AIM OF THE EXERCISE.
Isolate every line in the data with the string "violence" and copy it.

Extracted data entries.
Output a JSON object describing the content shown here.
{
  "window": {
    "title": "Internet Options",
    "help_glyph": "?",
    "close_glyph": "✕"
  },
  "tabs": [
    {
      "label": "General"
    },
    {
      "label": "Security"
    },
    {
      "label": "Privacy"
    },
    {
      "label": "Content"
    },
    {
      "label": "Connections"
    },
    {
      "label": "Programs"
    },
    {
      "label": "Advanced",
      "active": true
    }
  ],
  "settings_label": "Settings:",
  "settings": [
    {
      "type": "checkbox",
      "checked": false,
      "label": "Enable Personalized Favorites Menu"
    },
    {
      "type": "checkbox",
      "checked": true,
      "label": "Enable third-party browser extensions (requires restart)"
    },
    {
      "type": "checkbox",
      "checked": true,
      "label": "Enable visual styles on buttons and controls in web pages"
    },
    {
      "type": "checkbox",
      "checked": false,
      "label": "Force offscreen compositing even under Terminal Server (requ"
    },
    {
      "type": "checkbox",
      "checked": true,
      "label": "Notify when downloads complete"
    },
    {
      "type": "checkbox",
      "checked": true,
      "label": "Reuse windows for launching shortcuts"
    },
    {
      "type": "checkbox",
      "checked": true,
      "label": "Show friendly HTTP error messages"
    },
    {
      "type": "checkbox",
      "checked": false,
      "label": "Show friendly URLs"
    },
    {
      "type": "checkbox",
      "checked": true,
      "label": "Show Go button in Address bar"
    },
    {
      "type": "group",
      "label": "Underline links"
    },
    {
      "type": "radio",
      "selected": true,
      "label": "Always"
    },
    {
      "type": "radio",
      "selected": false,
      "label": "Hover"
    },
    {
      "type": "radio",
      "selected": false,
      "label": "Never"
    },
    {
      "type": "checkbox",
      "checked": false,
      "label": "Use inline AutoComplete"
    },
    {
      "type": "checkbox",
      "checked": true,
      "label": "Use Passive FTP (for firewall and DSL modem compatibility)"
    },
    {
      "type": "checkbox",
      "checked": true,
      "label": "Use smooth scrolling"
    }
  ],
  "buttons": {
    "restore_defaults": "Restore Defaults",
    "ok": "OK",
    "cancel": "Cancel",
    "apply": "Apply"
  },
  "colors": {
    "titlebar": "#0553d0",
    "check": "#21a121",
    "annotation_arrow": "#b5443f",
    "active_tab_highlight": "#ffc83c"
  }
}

...

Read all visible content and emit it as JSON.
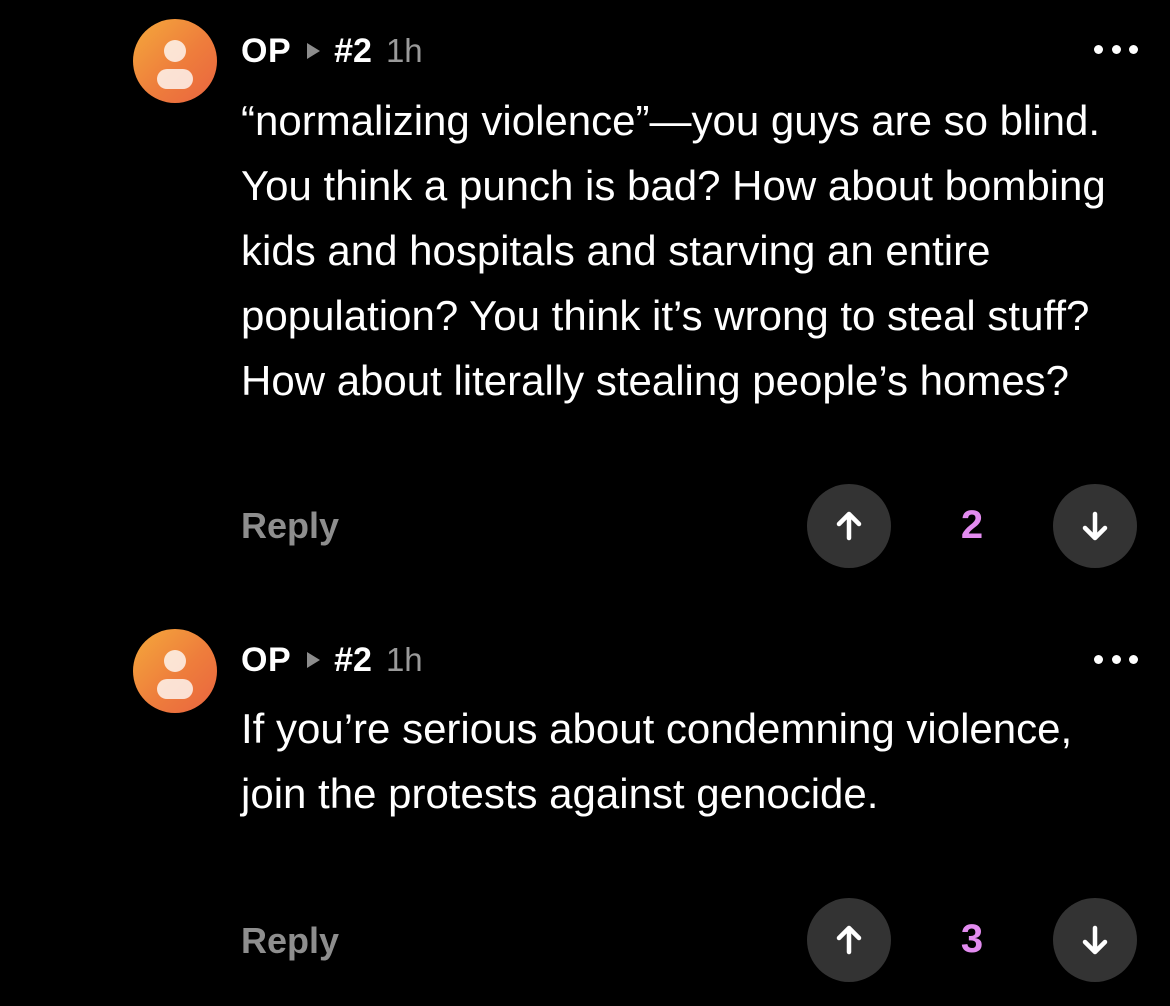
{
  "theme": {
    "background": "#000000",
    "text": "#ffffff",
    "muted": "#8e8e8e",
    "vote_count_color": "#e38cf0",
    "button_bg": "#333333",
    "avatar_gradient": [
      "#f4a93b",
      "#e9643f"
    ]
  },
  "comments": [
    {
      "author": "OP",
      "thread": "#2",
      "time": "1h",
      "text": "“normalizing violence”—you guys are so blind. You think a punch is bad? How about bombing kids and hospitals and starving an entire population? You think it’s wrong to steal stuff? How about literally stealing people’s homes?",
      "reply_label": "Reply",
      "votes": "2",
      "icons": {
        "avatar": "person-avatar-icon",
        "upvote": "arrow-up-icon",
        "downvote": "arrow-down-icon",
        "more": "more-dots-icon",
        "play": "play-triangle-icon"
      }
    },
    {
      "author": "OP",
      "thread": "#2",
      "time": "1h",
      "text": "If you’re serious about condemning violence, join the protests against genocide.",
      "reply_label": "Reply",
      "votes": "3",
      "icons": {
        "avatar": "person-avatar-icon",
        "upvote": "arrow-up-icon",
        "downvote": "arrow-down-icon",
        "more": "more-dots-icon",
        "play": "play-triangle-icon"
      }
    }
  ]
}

EXERCISE RESPONSE.
      "text": "“normalizing violence”—you guys are so blind. You think a punch is bad? How about bombing kids and hospitals and starving an entire population? You think it’s wrong to steal stuff? How about literally stealing people’s homes?",
      "text": "If you’re serious about condemning violence, join the protests against genocide.",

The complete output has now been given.